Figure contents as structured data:
........
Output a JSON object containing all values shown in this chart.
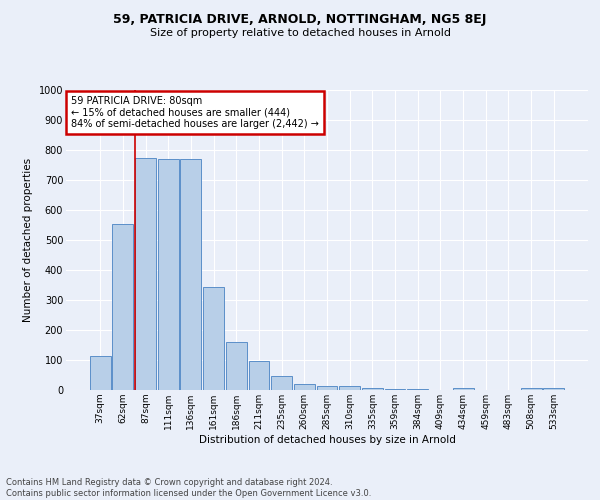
{
  "title1": "59, PATRICIA DRIVE, ARNOLD, NOTTINGHAM, NG5 8EJ",
  "title2": "Size of property relative to detached houses in Arnold",
  "xlabel": "Distribution of detached houses by size in Arnold",
  "ylabel": "Number of detached properties",
  "categories": [
    "37sqm",
    "62sqm",
    "87sqm",
    "111sqm",
    "136sqm",
    "161sqm",
    "186sqm",
    "211sqm",
    "235sqm",
    "260sqm",
    "285sqm",
    "310sqm",
    "335sqm",
    "359sqm",
    "384sqm",
    "409sqm",
    "434sqm",
    "459sqm",
    "483sqm",
    "508sqm",
    "533sqm"
  ],
  "values": [
    115,
    555,
    775,
    770,
    770,
    345,
    160,
    97,
    48,
    20,
    14,
    12,
    7,
    4,
    2,
    0,
    8,
    0,
    0,
    8,
    8
  ],
  "bar_color": "#b8cfe8",
  "bar_edge_color": "#5b8fc9",
  "background_color": "#eaeff9",
  "grid_color": "#ffffff",
  "annotation_text_line1": "59 PATRICIA DRIVE: 80sqm",
  "annotation_text_line2": "← 15% of detached houses are smaller (444)",
  "annotation_text_line3": "84% of semi-detached houses are larger (2,442) →",
  "annotation_box_facecolor": "#ffffff",
  "annotation_box_edgecolor": "#cc0000",
  "red_line_color": "#cc0000",
  "footer_line1": "Contains HM Land Registry data © Crown copyright and database right 2024.",
  "footer_line2": "Contains public sector information licensed under the Open Government Licence v3.0.",
  "ylim": [
    0,
    1000
  ],
  "yticks": [
    0,
    100,
    200,
    300,
    400,
    500,
    600,
    700,
    800,
    900,
    1000
  ]
}
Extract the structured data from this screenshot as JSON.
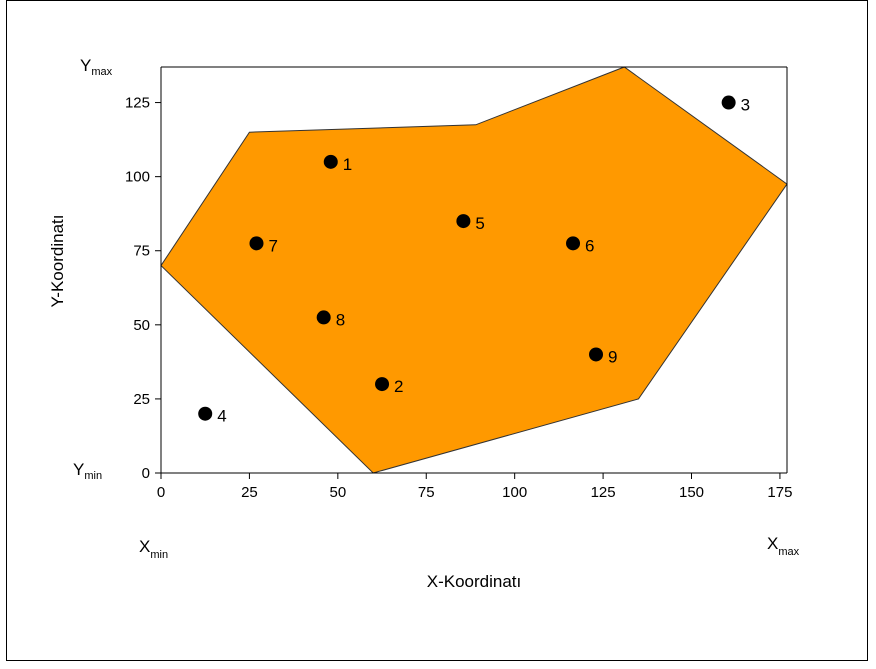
{
  "chart_data": {
    "type": "scatter",
    "xlabel": "X-Koordinatı",
    "ylabel": "Y-Koordinatı",
    "xlim": [
      0,
      177
    ],
    "ylim": [
      0,
      137
    ],
    "x_ticks": [
      0,
      25,
      50,
      75,
      100,
      125,
      150,
      175
    ],
    "y_ticks": [
      0,
      25,
      50,
      75,
      100,
      125
    ],
    "grid": false,
    "region": {
      "fill": "#ff9900",
      "stroke": "#333333",
      "vertices": [
        [
          0,
          70
        ],
        [
          25,
          115
        ],
        [
          89,
          117.5
        ],
        [
          131,
          137
        ],
        [
          177,
          97.5
        ],
        [
          135,
          25
        ],
        [
          60,
          0
        ]
      ]
    },
    "points": [
      {
        "label": "1",
        "x": 48,
        "y": 105
      },
      {
        "label": "2",
        "x": 62.5,
        "y": 30
      },
      {
        "label": "3",
        "x": 160.5,
        "y": 125
      },
      {
        "label": "4",
        "x": 12.5,
        "y": 20
      },
      {
        "label": "5",
        "x": 85.5,
        "y": 85
      },
      {
        "label": "6",
        "x": 116.5,
        "y": 77.5
      },
      {
        "label": "7",
        "x": 27,
        "y": 77.5
      },
      {
        "label": "8",
        "x": 46,
        "y": 52.5
      },
      {
        "label": "9",
        "x": 123,
        "y": 40
      }
    ],
    "bound_labels": {
      "y_max": {
        "main": "Y",
        "sub": "max"
      },
      "y_min": {
        "main": "Y",
        "sub": "min"
      },
      "x_min": {
        "main": "X",
        "sub": "min"
      },
      "x_max": {
        "main": "X",
        "sub": "max"
      }
    }
  }
}
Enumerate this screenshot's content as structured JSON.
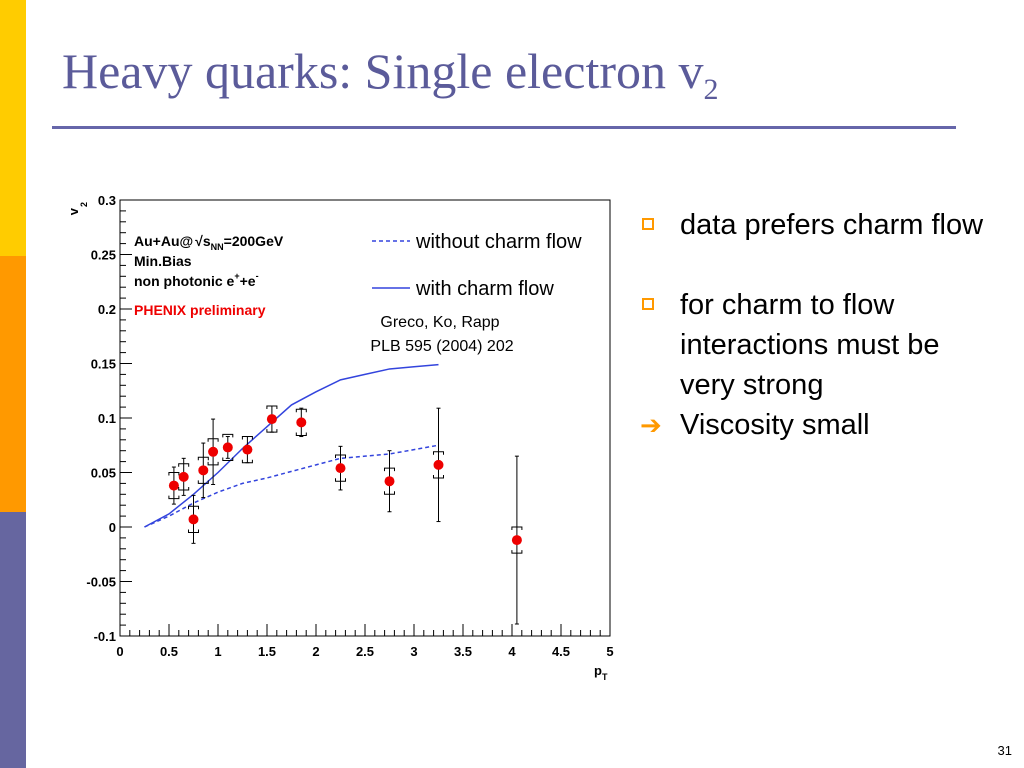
{
  "slide": {
    "title_main": "Heavy quarks: Single electron v",
    "title_sub": "2",
    "page_number": "31",
    "colors": {
      "title": "#5b5b9a",
      "sidebar_top": "#ffcc00",
      "sidebar_mid": "#ff9900",
      "sidebar_bottom": "#6666a0",
      "bullet": "#ff9900"
    }
  },
  "bullets": {
    "items": [
      {
        "text": "data prefers charm flow",
        "icon": "square-bullet-icon"
      },
      {
        "text": "for charm to flow interactions must be very strong",
        "icon": "square-bullet-icon"
      },
      {
        "text": "Viscosity small",
        "icon": "arrow-bullet-icon"
      }
    ]
  },
  "chart_data": {
    "type": "scatter",
    "xlabel": "p",
    "xlabel_sub": "T",
    "ylabel": "v",
    "ylabel_sub": "2",
    "xlim": [
      0,
      5
    ],
    "ylim": [
      -0.1,
      0.3
    ],
    "xticks": [
      "0",
      "0.5",
      "1",
      "1.5",
      "2",
      "2.5",
      "3",
      "3.5",
      "4",
      "4.5",
      "5"
    ],
    "yticks": [
      "-0.1",
      "-0.05",
      "0",
      "0.05",
      "0.1",
      "0.15",
      "0.2",
      "0.25",
      "0.3"
    ],
    "annotations": {
      "collision_prefix": "Au+Au@",
      "collision_sqrt": "s",
      "collision_sub": "NN",
      "collision_suffix": "=200GeV",
      "line2": "Min.Bias",
      "line3_prefix": "non photonic e",
      "line3_sup1": "+",
      "line3_mid": "+e",
      "line3_sup2": "-",
      "preliminary": "PHENIX preliminary",
      "reference_line1": "Greco, Ko, Rapp",
      "reference_line2": "PLB 595 (2004) 202"
    },
    "legend": [
      {
        "label": "without charm flow",
        "style": "dashed"
      },
      {
        "label": "with charm flow",
        "style": "solid"
      }
    ],
    "series": [
      {
        "name": "PHENIX preliminary",
        "color": "#ee0000",
        "points": [
          {
            "x": 0.55,
            "y": 0.038,
            "err": 0.017
          },
          {
            "x": 0.65,
            "y": 0.046,
            "err": 0.017
          },
          {
            "x": 0.75,
            "y": 0.007,
            "err": 0.022
          },
          {
            "x": 0.85,
            "y": 0.052,
            "err": 0.025
          },
          {
            "x": 0.95,
            "y": 0.069,
            "err": 0.03
          },
          {
            "x": 1.1,
            "y": 0.073,
            "err": 0.01
          },
          {
            "x": 1.3,
            "y": 0.071,
            "err": 0.012
          },
          {
            "x": 1.55,
            "y": 0.099,
            "err": 0.012
          },
          {
            "x": 1.85,
            "y": 0.096,
            "err": 0.013
          },
          {
            "x": 2.25,
            "y": 0.054,
            "err": 0.02
          },
          {
            "x": 2.75,
            "y": 0.042,
            "err": 0.028
          },
          {
            "x": 3.25,
            "y": 0.057,
            "err": 0.052
          },
          {
            "x": 4.05,
            "y": -0.012,
            "err": 0.077
          }
        ]
      },
      {
        "name": "without charm flow",
        "color": "#3344dd",
        "style": "dashed",
        "x": [
          0.25,
          0.5,
          0.75,
          1.0,
          1.25,
          1.5,
          1.75,
          2.0,
          2.25,
          2.5,
          2.75,
          3.0,
          3.25
        ],
        "y": [
          0.0,
          0.01,
          0.022,
          0.032,
          0.04,
          0.045,
          0.051,
          0.057,
          0.063,
          0.065,
          0.067,
          0.071,
          0.075
        ]
      },
      {
        "name": "with charm flow",
        "color": "#3344dd",
        "style": "solid",
        "x": [
          0.25,
          0.5,
          0.75,
          1.0,
          1.25,
          1.5,
          1.75,
          2.0,
          2.25,
          2.5,
          2.75,
          3.0,
          3.25
        ],
        "y": [
          0.0,
          0.012,
          0.03,
          0.05,
          0.072,
          0.092,
          0.112,
          0.124,
          0.135,
          0.14,
          0.145,
          0.147,
          0.149
        ]
      }
    ]
  }
}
........
▶ [Requirement] Copy out all the records exactly, excluding pictures.

▶ [Solved exercise]
Output a JSON object containing all values shown in this chart.
{
  "title1": "59, PATRICIA DRIVE, ARNOLD, NOTTINGHAM, NG5 8EJ",
  "title2": "Size of property relative to detached houses in Arnold",
  "xlabel": "Distribution of detached houses by size in Arnold",
  "ylabel": "Number of detached properties",
  "categories": [
    "37sqm",
    "62sqm",
    "87sqm",
    "111sqm",
    "136sqm",
    "161sqm",
    "186sqm",
    "211sqm",
    "235sqm",
    "260sqm",
    "285sqm",
    "310sqm",
    "335sqm",
    "359sqm",
    "384sqm",
    "409sqm",
    "434sqm",
    "459sqm",
    "483sqm",
    "508sqm",
    "533sqm"
  ],
  "values": [
    115,
    555,
    775,
    770,
    770,
    345,
    160,
    97,
    48,
    20,
    14,
    12,
    7,
    4,
    2,
    0,
    8,
    0,
    0,
    8,
    8
  ],
  "bar_color": "#b8cfe8",
  "bar_edge_color": "#5b8fc9",
  "background_color": "#eaeff9",
  "grid_color": "#ffffff",
  "annotation_text_line1": "59 PATRICIA DRIVE: 80sqm",
  "annotation_text_line2": "← 15% of detached houses are smaller (444)",
  "annotation_text_line3": "84% of semi-detached houses are larger (2,442) →",
  "annotation_box_facecolor": "#ffffff",
  "annotation_box_edgecolor": "#cc0000",
  "red_line_color": "#cc0000",
  "footer_line1": "Contains HM Land Registry data © Crown copyright and database right 2024.",
  "footer_line2": "Contains public sector information licensed under the Open Government Licence v3.0.",
  "ylim": [
    0,
    1000
  ],
  "yticks": [
    0,
    100,
    200,
    300,
    400,
    500,
    600,
    700,
    800,
    900,
    1000
  ]
}
Extract the structured data from this screenshot as JSON.
{
  "chart_data": {
    "type": "scatter",
    "xlabel": "X-Koordinatı",
    "ylabel": "Y-Koordinatı",
    "xlim": [
      0,
      177
    ],
    "ylim": [
      0,
      137
    ],
    "x_ticks": [
      0,
      25,
      50,
      75,
      100,
      125,
      150,
      175
    ],
    "y_ticks": [
      0,
      25,
      50,
      75,
      100,
      125
    ],
    "grid": false,
    "region": {
      "fill": "#ff9900",
      "stroke": "#333333",
      "vertices": [
        [
          0,
          70
        ],
        [
          25,
          115
        ],
        [
          89,
          117.5
        ],
        [
          131,
          137
        ],
        [
          177,
          97.5
        ],
        [
          135,
          25
        ],
        [
          60,
          0
        ]
      ]
    },
    "points": [
      {
        "label": "1",
        "x": 48,
        "y": 105
      },
      {
        "label": "2",
        "x": 62.5,
        "y": 30
      },
      {
        "label": "3",
        "x": 160.5,
        "y": 125
      },
      {
        "label": "4",
        "x": 12.5,
        "y": 20
      },
      {
        "label": "5",
        "x": 85.5,
        "y": 85
      },
      {
        "label": "6",
        "x": 116.5,
        "y": 77.5
      },
      {
        "label": "7",
        "x": 27,
        "y": 77.5
      },
      {
        "label": "8",
        "x": 46,
        "y": 52.5
      },
      {
        "label": "9",
        "x": 123,
        "y": 40
      }
    ],
    "bound_labels": {
      "y_max": {
        "main": "Y",
        "sub": "max"
      },
      "y_min": {
        "main": "Y",
        "sub": "min"
      },
      "x_min": {
        "main": "X",
        "sub": "min"
      },
      "x_max": {
        "main": "X",
        "sub": "max"
      }
    }
  }
}
Enumerate this screenshot's content as structured JSON.
{
  "slide": {
    "title_main": "Heavy quarks: Single electron v",
    "title_sub": "2",
    "page_number": "31",
    "colors": {
      "title": "#5b5b9a",
      "sidebar_top": "#ffcc00",
      "sidebar_mid": "#ff9900",
      "sidebar_bottom": "#6666a0",
      "bullet": "#ff9900"
    }
  },
  "bullets": {
    "items": [
      {
        "text": "data prefers charm flow",
        "icon": "square-bullet-icon"
      },
      {
        "text": "for charm to flow interactions must be very strong",
        "icon": "square-bullet-icon"
      },
      {
        "text": "Viscosity small",
        "icon": "arrow-bullet-icon"
      }
    ]
  },
  "chart_data": {
    "type": "scatter",
    "xlabel": "p",
    "xlabel_sub": "T",
    "ylabel": "v",
    "ylabel_sub": "2",
    "xlim": [
      0,
      5
    ],
    "ylim": [
      -0.1,
      0.3
    ],
    "xticks": [
      "0",
      "0.5",
      "1",
      "1.5",
      "2",
      "2.5",
      "3",
      "3.5",
      "4",
      "4.5",
      "5"
    ],
    "yticks": [
      "-0.1",
      "-0.05",
      "0",
      "0.05",
      "0.1",
      "0.15",
      "0.2",
      "0.25",
      "0.3"
    ],
    "annotations": {
      "collision_prefix": "Au+Au@",
      "collision_sqrt": "s",
      "collision_sub": "NN",
      "collision_suffix": "=200GeV",
      "line2": "Min.Bias",
      "line3_prefix": "non photonic e",
      "line3_sup1": "+",
      "line3_mid": "+e",
      "line3_sup2": "-",
      "preliminary": "PHENIX preliminary",
      "reference_line1": "Greco, Ko, Rapp",
      "reference_line2": "PLB 595 (2004) 202"
    },
    "legend": [
      {
        "label": "without charm flow",
        "style": "dashed"
      },
      {
        "label": "with charm flow",
        "style": "solid"
      }
    ],
    "series": [
      {
        "name": "PHENIX preliminary",
        "color": "#ee0000",
        "points": [
          {
            "x": 0.55,
            "y": 0.038,
            "err": 0.017
          },
          {
            "x": 0.65,
            "y": 0.046,
            "err": 0.017
          },
          {
            "x": 0.75,
            "y": 0.007,
            "err": 0.022
          },
          {
            "x": 0.85,
            "y": 0.052,
            "err": 0.025
          },
          {
            "x": 0.95,
            "y": 0.069,
            "err": 0.03
          },
          {
            "x": 1.1,
            "y": 0.073,
            "err": 0.01
          },
          {
            "x": 1.3,
            "y": 0.071,
            "err": 0.012
          },
          {
            "x": 1.55,
            "y": 0.099,
            "err": 0.012
          },
          {
            "x": 1.85,
            "y": 0.096,
            "err": 0.013
          },
          {
            "x": 2.25,
            "y": 0.054,
            "err": 0.02
          },
          {
            "x": 2.75,
            "y": 0.042,
            "err": 0.028
          },
          {
            "x": 3.25,
            "y": 0.057,
            "err": 0.052
          },
          {
            "x": 4.05,
            "y": -0.012,
            "err": 0.077
          }
        ]
      },
      {
        "name": "without charm flow",
        "color": "#3344dd",
        "style": "dashed",
        "x": [
          0.25,
          0.5,
          0.75,
          1.0,
          1.25,
          1.5,
          1.75,
          2.0,
          2.25,
          2.5,
          2.75,
          3.0,
          3.25
        ],
        "y": [
          0.0,
          0.01,
          0.022,
          0.032,
          0.04,
          0.045,
          0.051,
          0.057,
          0.063,
          0.065,
          0.067,
          0.071,
          0.075
        ]
      },
      {
        "name": "with charm flow",
        "color": "#3344dd",
        "style": "solid",
        "x": [
          0.25,
          0.5,
          0.75,
          1.0,
          1.25,
          1.5,
          1.75,
          2.0,
          2.25,
          2.5,
          2.75,
          3.0,
          3.25
        ],
        "y": [
          0.0,
          0.012,
          0.03,
          0.05,
          0.072,
          0.092,
          0.112,
          0.124,
          0.135,
          0.14,
          0.145,
          0.147,
          0.149
        ]
      }
    ]
  }
}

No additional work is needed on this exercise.